文本摘录:
Eureka源码学习之服务续约、服务下线、服务故障感知移除

600 阅读4分钟

今天来看一下服务续约这块东西,eureka client启动的时候有好多调度任务,其中有个HeartbeatThread,每隔30s就去执行一下,HeartbeatThread线程主要执行renew()方法,put 请求http://localhost:8080/v2/apps/orderService/i-00000000

heartbeatTask = new TimedSupervisorTask(
                    "heartbeat",
                    scheduler,
                    heartbeatExecutor,
                    renewalIntervalInSecs,
                    TimeUnit.SECONDS,
                    expBackOffBound,
                    new HeartbeatThread()
            );
private class HeartbeatThread implements Runnable {

        public void run() {
            if (renew()) {
                lastSuccessfulHeartbeatTimestamp = System.currentTimeMillis();
            }
        }
    }

httpResponse = eurekaTransport.registrationClient.sendHeartBeat(instanceInfo.getAppName(), instanceInfo.getId(), instanceInfo, null);

public EurekaHttpResponse<InstanceInfo> sendHeartBeat(String appName,    String id, InstanceInfo info, InstanceStatus overriddenStatus) {
        String urlPath = "apps/" + appName + '/' + id;
}        

eureka server接收请求,然后走的是InstanceResource的renewLease()方法,实际进入AbstractInstanceRegistry的renew()方法,其实就是注册表里的lease对象中更新下lastUpdateTimestamp,lastUpdateTimestamp=当前时间+duration(默认90s)

给定数据:
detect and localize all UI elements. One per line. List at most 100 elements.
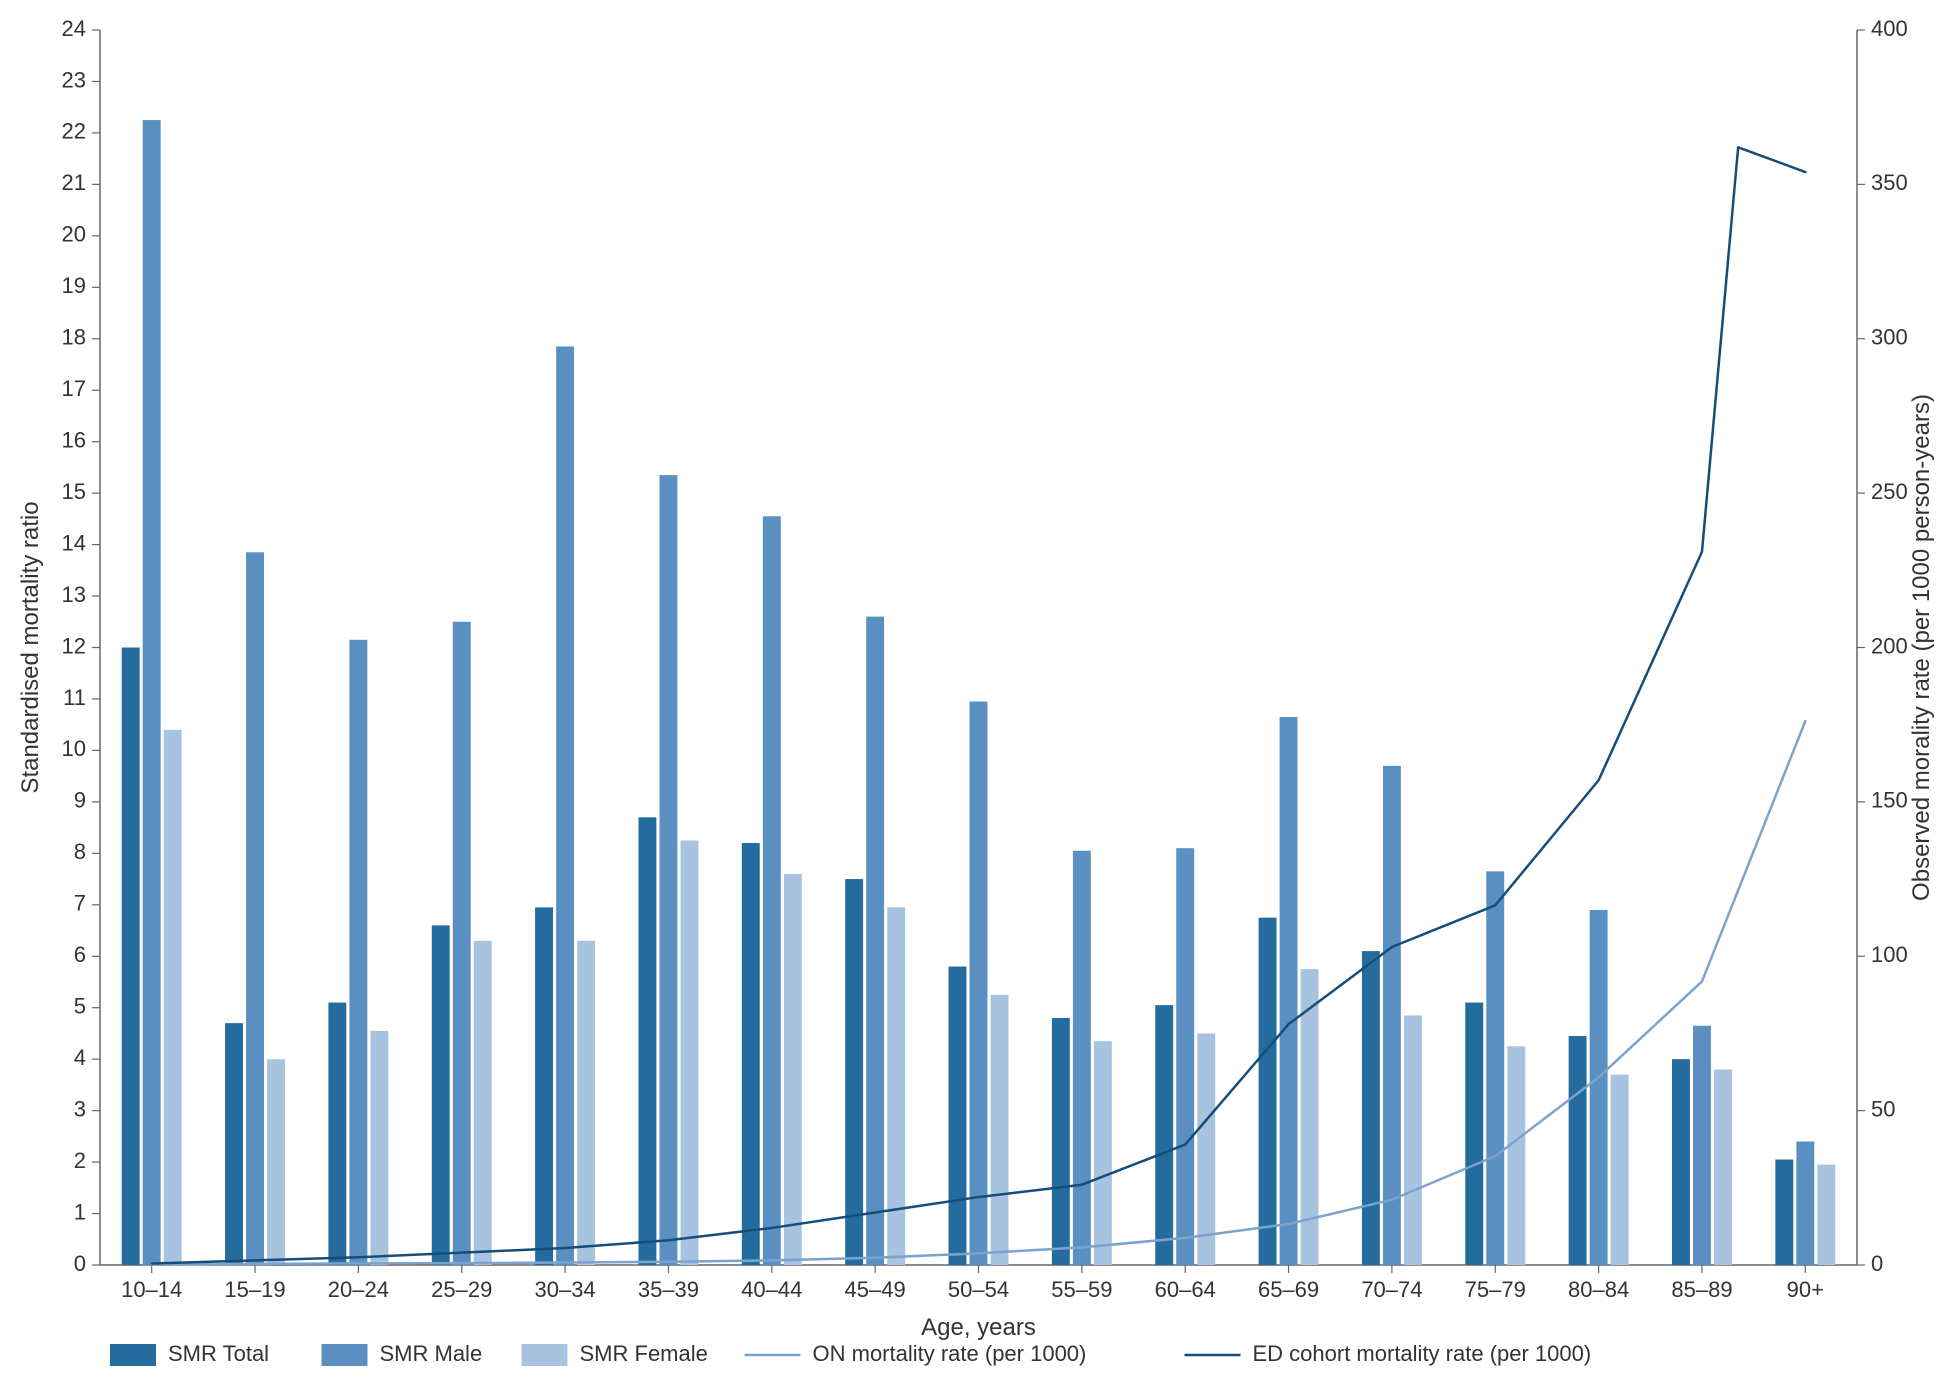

任务要求:
1) 这段关于Eureka服务续约的摘录在创建TimedSupervisorTask时传入了哪些参数？请按顺序全部列出。
2) 请从最后一句之后接着写这段关于Eureka服务续约的摘录。
这些数据另有出处，与摘录无关。

逐项回答:
1)
1. "heartbeat"
2. scheduler
3. heartbeatExecutor
4. renewalIntervalInSecs
5. TimeUnit.SECONDS
6. expBackOffBound
7. new HeartbeatThread()

2)
boolean isSuccess = registry.renew(app.getName(), id, isFromReplicaNode);

public boolean renew(String appName, String id, boolean isReplication) {
        RENEW.increment(isReplication);
        Map<String, Lease<InstanceInfo>> gMap = registry.get(appName);
        Lease<InstanceInfo> leaseToRenew = null;
        if (gMap != null) {
            leaseToRenew = gMap.get(id);
        }
        if (leaseToRenew == null) {
            RENEW_NOT_FOUND.increment(isReplication);
            logger.warn("DS: Registry: lease doesn't exist, registering resource: {} - {}", appName, id);
            return false;
        } else {
            InstanceInfo instanceInfo = leaseToRenew.getHolder();
            if (instanceInfo != null) {
                // touchASGCache(instanceInfo.getASGName());
                InstanceStatus overriddenInstanceStatus = this.getOverriddenInstanceStatus(
                        instanceInfo, leaseToRenew, isReplication);
                if (overriddenInstanceStatus == InstanceStatus.UNKNOWN) {
                    logger.info("Instance status UNKNOWN possibly due to deleted override for instance {}"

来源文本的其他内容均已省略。